> PROBLEM TO SOLVE
Begin at the line containing "Read all visible content and emit it as JSON." and give again every line to the end of the records, exactly, without the pictures.

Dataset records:
[START]

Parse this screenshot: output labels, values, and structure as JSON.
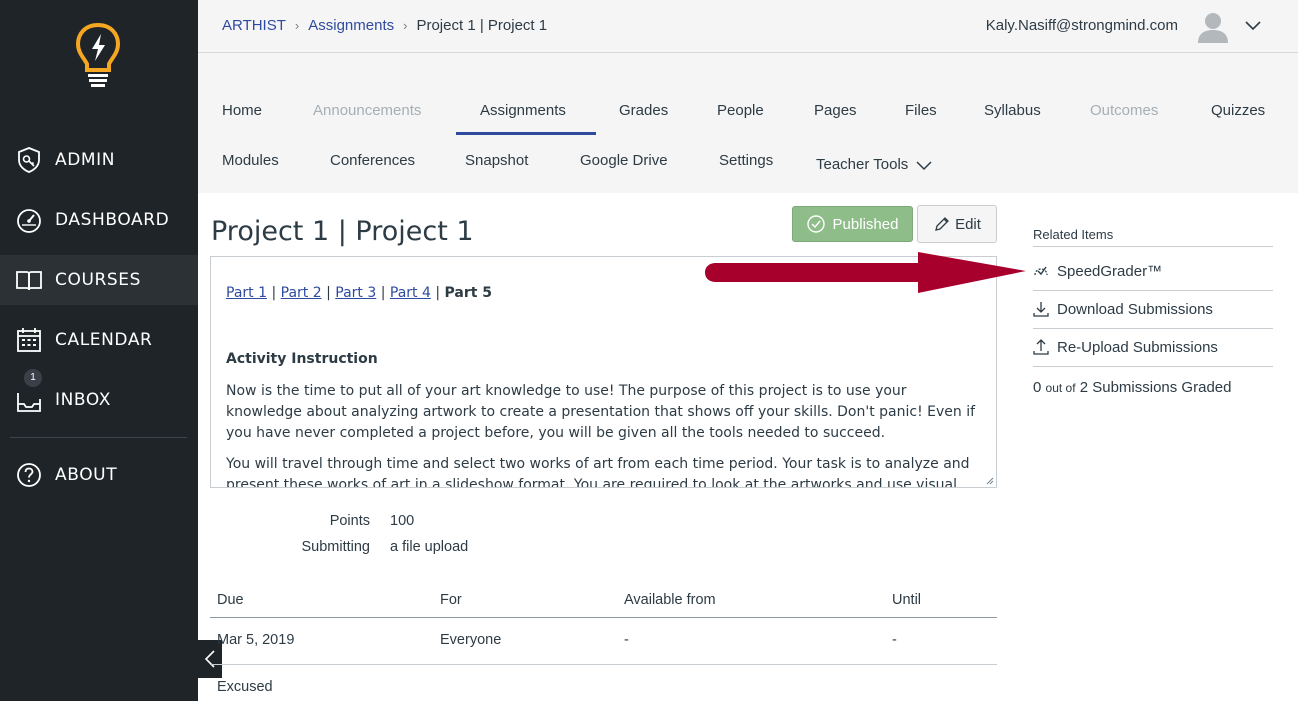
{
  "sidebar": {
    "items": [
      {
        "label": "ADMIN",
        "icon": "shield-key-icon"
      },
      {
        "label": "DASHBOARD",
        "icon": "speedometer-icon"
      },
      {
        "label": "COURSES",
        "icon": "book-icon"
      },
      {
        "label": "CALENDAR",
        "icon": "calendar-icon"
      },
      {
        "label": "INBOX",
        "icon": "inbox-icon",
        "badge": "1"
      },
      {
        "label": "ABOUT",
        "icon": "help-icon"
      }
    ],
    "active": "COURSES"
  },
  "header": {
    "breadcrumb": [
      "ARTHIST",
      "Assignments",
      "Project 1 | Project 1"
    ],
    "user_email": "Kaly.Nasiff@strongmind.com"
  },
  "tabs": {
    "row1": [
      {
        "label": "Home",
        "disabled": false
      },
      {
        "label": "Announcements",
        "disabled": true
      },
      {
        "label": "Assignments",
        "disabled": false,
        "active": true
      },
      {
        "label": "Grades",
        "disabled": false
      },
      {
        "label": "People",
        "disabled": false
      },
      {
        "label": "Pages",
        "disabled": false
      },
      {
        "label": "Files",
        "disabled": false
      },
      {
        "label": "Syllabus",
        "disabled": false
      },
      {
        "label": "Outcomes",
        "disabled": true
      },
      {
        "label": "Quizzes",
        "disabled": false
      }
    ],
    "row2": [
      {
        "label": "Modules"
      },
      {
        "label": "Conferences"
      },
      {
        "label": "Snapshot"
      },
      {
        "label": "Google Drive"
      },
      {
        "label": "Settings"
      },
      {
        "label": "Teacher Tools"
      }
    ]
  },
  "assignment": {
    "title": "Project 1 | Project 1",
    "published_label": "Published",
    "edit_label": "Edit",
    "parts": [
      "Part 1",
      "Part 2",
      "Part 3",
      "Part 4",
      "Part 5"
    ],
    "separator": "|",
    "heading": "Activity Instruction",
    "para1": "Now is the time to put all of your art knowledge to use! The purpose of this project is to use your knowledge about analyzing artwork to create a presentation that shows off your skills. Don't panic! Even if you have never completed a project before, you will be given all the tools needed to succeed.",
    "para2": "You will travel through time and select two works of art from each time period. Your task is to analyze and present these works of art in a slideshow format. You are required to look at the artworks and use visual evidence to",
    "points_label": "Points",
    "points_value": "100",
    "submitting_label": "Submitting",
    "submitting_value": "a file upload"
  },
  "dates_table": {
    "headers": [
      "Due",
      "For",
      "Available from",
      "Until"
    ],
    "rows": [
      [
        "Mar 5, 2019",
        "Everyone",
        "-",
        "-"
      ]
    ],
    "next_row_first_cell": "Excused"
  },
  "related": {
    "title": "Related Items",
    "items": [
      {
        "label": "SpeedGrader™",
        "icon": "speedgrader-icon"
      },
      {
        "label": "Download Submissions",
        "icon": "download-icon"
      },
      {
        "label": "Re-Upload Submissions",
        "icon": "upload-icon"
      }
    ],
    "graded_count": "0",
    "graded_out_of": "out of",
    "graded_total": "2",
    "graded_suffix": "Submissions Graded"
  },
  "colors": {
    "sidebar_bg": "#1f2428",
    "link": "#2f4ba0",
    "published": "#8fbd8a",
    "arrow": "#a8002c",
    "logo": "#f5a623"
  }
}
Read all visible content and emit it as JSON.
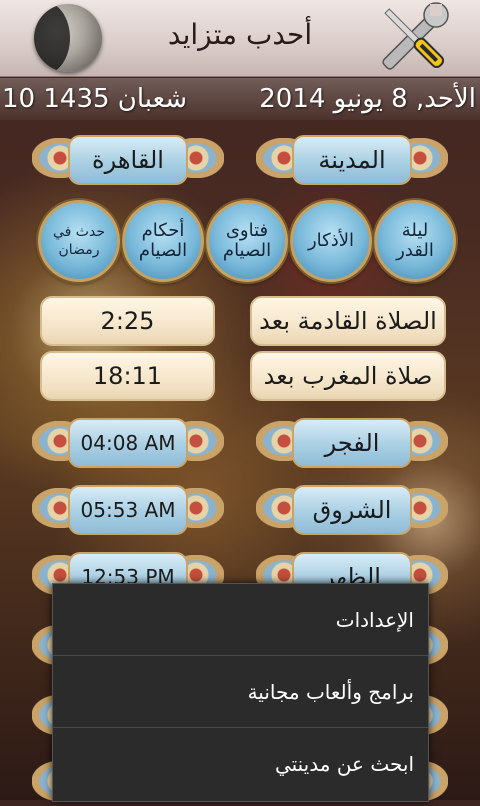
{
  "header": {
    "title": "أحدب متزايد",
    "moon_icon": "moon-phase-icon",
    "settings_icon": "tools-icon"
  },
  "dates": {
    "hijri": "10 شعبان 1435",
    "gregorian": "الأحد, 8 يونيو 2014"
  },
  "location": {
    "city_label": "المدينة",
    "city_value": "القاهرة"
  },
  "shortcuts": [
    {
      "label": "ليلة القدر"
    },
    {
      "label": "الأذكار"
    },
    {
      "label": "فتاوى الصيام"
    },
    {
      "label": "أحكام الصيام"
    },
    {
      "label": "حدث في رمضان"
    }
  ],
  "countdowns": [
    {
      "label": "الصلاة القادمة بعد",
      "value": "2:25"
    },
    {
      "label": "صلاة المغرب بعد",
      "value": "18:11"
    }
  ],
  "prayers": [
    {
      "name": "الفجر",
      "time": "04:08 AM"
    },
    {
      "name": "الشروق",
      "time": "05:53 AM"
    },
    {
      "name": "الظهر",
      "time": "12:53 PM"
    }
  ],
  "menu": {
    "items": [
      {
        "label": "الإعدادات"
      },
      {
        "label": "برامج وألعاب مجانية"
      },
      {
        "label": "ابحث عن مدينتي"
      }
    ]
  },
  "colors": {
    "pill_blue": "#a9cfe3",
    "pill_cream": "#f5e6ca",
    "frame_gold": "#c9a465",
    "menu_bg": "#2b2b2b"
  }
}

[END]

> SOLUTION
Read all visible content and emit it as JSON.
{
  "header": {
    "title": "أحدب متزايد",
    "moon_icon": "moon-phase-icon",
    "settings_icon": "tools-icon"
  },
  "dates": {
    "hijri": "10 شعبان 1435",
    "gregorian": "الأحد, 8 يونيو 2014"
  },
  "location": {
    "city_label": "المدينة",
    "city_value": "القاهرة"
  },
  "shortcuts": [
    {
      "label": "ليلة القدر"
    },
    {
      "label": "الأذكار"
    },
    {
      "label": "فتاوى الصيام"
    },
    {
      "label": "أحكام الصيام"
    },
    {
      "label": "حدث في رمضان"
    }
  ],
  "countdowns": [
    {
      "label": "الصلاة القادمة بعد",
      "value": "2:25"
    },
    {
      "label": "صلاة المغرب بعد",
      "value": "18:11"
    }
  ],
  "prayers": [
    {
      "name": "الفجر",
      "time": "04:08 AM"
    },
    {
      "name": "الشروق",
      "time": "05:53 AM"
    },
    {
      "name": "الظهر",
      "time": "12:53 PM"
    }
  ],
  "menu": {
    "items": [
      {
        "label": "الإعدادات"
      },
      {
        "label": "برامج وألعاب مجانية"
      },
      {
        "label": "ابحث عن مدينتي"
      }
    ]
  },
  "colors": {
    "pill_blue": "#a9cfe3",
    "pill_cream": "#f5e6ca",
    "frame_gold": "#c9a465",
    "menu_bg": "#2b2b2b"
  }
}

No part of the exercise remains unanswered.